CHALLENGE:
Give a verbatim quotation of every record.

++++ SOURCE MATERIAL ++++

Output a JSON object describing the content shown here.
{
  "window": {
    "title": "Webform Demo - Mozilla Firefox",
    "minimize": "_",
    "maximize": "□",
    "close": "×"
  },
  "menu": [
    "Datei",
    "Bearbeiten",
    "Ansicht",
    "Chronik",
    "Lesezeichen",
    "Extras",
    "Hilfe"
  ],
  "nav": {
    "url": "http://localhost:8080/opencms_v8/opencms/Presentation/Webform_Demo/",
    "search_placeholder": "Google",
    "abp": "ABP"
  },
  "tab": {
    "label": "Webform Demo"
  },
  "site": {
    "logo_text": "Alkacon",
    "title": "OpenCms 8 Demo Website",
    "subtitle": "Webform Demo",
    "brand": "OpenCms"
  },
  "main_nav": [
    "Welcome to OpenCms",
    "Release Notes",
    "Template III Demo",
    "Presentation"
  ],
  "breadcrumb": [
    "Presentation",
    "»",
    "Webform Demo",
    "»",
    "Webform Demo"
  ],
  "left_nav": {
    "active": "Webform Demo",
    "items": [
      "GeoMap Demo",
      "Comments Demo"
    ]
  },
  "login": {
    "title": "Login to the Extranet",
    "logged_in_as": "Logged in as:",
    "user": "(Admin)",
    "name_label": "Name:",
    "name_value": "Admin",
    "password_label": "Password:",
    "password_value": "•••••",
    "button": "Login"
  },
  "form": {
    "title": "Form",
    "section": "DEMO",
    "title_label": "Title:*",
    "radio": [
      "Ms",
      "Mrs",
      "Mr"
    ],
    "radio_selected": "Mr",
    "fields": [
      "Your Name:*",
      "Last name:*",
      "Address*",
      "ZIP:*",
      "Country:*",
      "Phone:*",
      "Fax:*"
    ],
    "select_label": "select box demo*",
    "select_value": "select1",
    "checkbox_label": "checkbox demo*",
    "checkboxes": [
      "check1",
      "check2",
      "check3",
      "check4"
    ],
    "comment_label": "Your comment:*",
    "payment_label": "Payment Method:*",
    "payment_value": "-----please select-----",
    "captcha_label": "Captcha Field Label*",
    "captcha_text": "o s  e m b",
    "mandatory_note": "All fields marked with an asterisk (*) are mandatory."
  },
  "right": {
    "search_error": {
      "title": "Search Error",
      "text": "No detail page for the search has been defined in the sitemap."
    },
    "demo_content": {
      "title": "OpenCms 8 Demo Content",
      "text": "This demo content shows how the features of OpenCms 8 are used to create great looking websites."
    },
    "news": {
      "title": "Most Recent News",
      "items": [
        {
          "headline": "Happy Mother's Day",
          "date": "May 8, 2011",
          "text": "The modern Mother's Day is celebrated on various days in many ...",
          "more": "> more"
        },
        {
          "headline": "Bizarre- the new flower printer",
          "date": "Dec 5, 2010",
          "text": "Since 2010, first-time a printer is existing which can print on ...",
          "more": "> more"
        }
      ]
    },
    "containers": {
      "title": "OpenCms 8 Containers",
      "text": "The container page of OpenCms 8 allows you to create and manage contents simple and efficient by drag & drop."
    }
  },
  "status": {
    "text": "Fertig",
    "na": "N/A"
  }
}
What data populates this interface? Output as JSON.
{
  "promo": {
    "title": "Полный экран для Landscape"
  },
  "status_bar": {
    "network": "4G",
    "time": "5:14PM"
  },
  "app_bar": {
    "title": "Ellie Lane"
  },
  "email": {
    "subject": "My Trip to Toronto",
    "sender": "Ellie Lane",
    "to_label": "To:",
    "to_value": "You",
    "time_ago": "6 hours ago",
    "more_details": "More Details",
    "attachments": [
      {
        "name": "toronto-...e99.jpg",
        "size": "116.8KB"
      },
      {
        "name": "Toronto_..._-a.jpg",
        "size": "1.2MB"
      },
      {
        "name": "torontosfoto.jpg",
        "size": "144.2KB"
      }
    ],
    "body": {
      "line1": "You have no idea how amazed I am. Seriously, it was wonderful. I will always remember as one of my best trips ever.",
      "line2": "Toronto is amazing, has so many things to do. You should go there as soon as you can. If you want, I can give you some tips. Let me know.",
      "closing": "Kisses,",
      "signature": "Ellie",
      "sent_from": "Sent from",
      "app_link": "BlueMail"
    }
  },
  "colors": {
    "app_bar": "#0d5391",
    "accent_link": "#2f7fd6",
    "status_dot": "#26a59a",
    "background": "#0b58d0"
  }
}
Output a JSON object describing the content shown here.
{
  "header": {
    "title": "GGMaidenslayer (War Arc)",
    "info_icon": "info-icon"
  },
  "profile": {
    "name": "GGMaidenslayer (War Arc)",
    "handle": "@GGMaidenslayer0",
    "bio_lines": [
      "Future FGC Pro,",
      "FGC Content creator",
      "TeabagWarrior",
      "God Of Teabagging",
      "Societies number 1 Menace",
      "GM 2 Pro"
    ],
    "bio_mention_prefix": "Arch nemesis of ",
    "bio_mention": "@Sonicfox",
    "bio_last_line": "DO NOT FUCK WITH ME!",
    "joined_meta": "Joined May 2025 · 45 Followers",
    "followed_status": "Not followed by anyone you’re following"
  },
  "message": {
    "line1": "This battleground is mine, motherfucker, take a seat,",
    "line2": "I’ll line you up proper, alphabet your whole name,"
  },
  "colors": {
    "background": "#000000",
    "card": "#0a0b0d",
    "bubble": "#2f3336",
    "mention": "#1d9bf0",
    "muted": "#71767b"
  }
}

++++

RESPONSE:
Output a JSON object describing the content shown here.
{
  "window": {
    "title": "Webform Demo - Mozilla Firefox",
    "minimize": "_",
    "maximize": "□",
    "close": "×"
  },
  "menu": [
    "Datei",
    "Bearbeiten",
    "Ansicht",
    "Chronik",
    "Lesezeichen",
    "Extras",
    "Hilfe"
  ],
  "nav": {
    "url": "http://localhost:8080/opencms_v8/opencms/Presentation/Webform_Demo/",
    "search_placeholder": "Google",
    "abp": "ABP"
  },
  "tab": {
    "label": "Webform Demo"
  },
  "site": {
    "logo_text": "Alkacon",
    "title": "OpenCms 8 Demo Website",
    "subtitle": "Webform Demo",
    "brand": "OpenCms"
  },
  "main_nav": [
    "Welcome to OpenCms",
    "Release Notes",
    "Template III Demo",
    "Presentation"
  ],
  "breadcrumb": [
    "Presentation",
    "»",
    "Webform Demo",
    "»",
    "Webform Demo"
  ],
  "left_nav": {
    "active": "Webform Demo",
    "items": [
      "GeoMap Demo",
      "Comments Demo"
    ]
  },
  "login": {
    "title": "Login to the Extranet",
    "logged_in_as": "Logged in as:",
    "user": "(Admin)",
    "name_label": "Name:",
    "name_value": "Admin",
    "password_label": "Password:",
    "password_value": "•••••",
    "button": "Login"
  },
  "form": {
    "title": "Form",
    "section": "DEMO",
    "title_label": "Title:*",
    "radio": [
      "Ms",
      "Mrs",
      "Mr"
    ],
    "radio_selected": "Mr",
    "fields": [
      "Your Name:*",
      "Last name:*",
      "Address*",
      "ZIP:*",
      "Country:*",
      "Phone:*",
      "Fax:*"
    ],
    "select_label": "select box demo*",
    "select_value": "select1",
    "checkbox_label": "checkbox demo*",
    "checkboxes": [
      "check1",
      "check2",
      "check3",
      "check4"
    ],
    "comment_label": "Your comment:*",
    "payment_label": "Payment Method:*",
    "payment_value": "-----please select-----",
    "captcha_label": "Captcha Field Label*",
    "captcha_text": "o s  e m b",
    "mandatory_note": "All fields marked with an asterisk (*) are mandatory."
  },
  "right": {
    "search_error": {
      "title": "Search Error",
      "text": "No detail page for the search has been defined in the sitemap."
    },
    "demo_content": {
      "title": "OpenCms 8 Demo Content",
      "text": "This demo content shows how the features of OpenCms 8 are used to create great looking websites."
    },
    "news": {
      "title": "Most Recent News",
      "items": [
        {
          "headline": "Happy Mother's Day",
          "date": "May 8, 2011",
          "text": "The modern Mother's Day is celebrated on various days in many ...",
          "more": "> more"
        },
        {
          "headline": "Bizarre- the new flower printer",
          "date": "Dec 5, 2010",
          "text": "Since 2010, first-time a printer is existing which can print on ...",
          "more": "> more"
        }
      ]
    },
    "containers": {
      "title": "OpenCms 8 Containers",
      "text": "The container page of OpenCms 8 allows you to create and manage contents simple and efficient by drag & drop."
    }
  },
  "status": {
    "text": "Fertig",
    "na": "N/A"
  }
}
What data populates this interface? Output as JSON.
{
  "promo": {
    "title": "Полный экран для Landscape"
  },
  "status_bar": {
    "network": "4G",
    "time": "5:14PM"
  },
  "app_bar": {
    "title": "Ellie Lane"
  },
  "email": {
    "subject": "My Trip to Toronto",
    "sender": "Ellie Lane",
    "to_label": "To:",
    "to_value": "You",
    "time_ago": "6 hours ago",
    "more_details": "More Details",
    "attachments": [
      {
        "name": "toronto-...e99.jpg",
        "size": "116.8KB"
      },
      {
        "name": "Toronto_..._-a.jpg",
        "size": "1.2MB"
      },
      {
        "name": "torontosfoto.jpg",
        "size": "144.2KB"
      }
    ],
    "body": {
      "line1": "You have no idea how amazed I am. Seriously, it was wonderful. I will always remember as one of my best trips ever.",
      "line2": "Toronto is amazing, has so many things to do. You should go there as soon as you can. If you want, I can give you some tips. Let me know.",
      "closing": "Kisses,",
      "signature": "Ellie",
      "sent_from": "Sent from",
      "app_link": "BlueMail"
    }
  },
  "colors": {
    "app_bar": "#0d5391",
    "accent_link": "#2f7fd6",
    "status_dot": "#26a59a",
    "background": "#0b58d0"
  }
}
Output a JSON object describing the content shown here.
{
  "header": {
    "title": "GGMaidenslayer (War Arc)",
    "info_icon": "info-icon"
  },
  "profile": {
    "name": "GGMaidenslayer (War Arc)",
    "handle": "@GGMaidenslayer0",
    "bio_lines": [
      "Future FGC Pro,",
      "FGC Content creator",
      "TeabagWarrior",
      "God Of Teabagging",
      "Societies number 1 Menace",
      "GM 2 Pro"
    ],
    "bio_mention_prefix": "Arch nemesis of ",
    "bio_mention": "@Sonicfox",
    "bio_last_line": "DO NOT FUCK WITH ME!",
    "joined_meta": "Joined May 2025 · 45 Followers",
    "followed_status": "Not followed by anyone you’re following"
  },
  "message": {
    "line1": "This battleground is mine, motherfucker, take a seat,",
    "line2": "I’ll line you up proper, alphabet your whole name,"
  },
  "colors": {
    "background": "#000000",
    "card": "#0a0b0d",
    "bubble": "#2f3336",
    "mention": "#1d9bf0",
    "muted": "#71767b"
  }
}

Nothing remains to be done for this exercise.